**Records for this task:**
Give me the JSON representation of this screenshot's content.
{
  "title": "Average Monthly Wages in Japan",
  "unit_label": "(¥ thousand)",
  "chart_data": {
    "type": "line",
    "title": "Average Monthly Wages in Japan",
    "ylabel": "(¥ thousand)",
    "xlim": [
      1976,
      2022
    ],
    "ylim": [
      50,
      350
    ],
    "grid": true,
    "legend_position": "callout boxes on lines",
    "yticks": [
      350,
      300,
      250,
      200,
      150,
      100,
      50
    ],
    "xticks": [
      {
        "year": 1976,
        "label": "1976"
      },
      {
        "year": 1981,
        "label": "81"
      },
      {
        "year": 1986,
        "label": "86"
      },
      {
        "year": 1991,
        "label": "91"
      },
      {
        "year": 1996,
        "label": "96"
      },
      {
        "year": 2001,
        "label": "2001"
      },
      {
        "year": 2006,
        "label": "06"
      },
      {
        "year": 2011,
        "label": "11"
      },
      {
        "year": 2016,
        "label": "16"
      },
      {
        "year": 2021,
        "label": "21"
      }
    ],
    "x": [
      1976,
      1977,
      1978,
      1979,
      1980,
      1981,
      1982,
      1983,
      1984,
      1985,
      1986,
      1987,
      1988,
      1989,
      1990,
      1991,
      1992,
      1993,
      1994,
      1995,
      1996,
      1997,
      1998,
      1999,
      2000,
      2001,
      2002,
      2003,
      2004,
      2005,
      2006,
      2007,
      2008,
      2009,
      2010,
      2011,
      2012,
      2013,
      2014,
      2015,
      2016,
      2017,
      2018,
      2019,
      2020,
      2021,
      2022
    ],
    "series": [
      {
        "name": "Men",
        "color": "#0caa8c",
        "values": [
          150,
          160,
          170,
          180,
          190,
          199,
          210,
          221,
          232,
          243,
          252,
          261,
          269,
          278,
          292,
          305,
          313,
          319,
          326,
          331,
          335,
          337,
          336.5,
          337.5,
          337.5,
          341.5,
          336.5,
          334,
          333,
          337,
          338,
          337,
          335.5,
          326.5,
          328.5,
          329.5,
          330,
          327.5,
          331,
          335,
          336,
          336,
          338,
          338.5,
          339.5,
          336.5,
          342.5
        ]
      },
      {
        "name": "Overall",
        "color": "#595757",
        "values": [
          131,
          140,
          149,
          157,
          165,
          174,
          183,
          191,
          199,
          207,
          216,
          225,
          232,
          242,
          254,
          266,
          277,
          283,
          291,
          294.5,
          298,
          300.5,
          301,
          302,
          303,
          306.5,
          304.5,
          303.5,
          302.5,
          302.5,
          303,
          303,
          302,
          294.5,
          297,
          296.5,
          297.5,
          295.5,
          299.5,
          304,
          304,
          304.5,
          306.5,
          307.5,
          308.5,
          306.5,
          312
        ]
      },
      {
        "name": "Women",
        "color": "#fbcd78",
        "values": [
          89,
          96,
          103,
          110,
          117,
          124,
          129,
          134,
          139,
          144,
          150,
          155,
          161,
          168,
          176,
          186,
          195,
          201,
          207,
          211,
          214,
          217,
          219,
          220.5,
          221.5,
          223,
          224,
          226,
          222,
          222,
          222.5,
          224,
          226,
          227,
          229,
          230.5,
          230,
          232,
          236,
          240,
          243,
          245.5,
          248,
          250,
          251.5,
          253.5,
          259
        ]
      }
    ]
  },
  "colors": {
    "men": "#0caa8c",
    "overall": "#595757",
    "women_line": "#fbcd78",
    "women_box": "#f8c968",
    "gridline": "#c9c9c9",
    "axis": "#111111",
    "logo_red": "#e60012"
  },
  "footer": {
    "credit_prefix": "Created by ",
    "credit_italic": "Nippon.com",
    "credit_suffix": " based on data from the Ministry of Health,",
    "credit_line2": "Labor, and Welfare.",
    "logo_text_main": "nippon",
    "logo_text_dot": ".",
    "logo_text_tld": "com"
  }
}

**Given exercise:**
For the string "Japan", count the lines of the entries above that include it; answer with the number only.

**Complete answer:**
2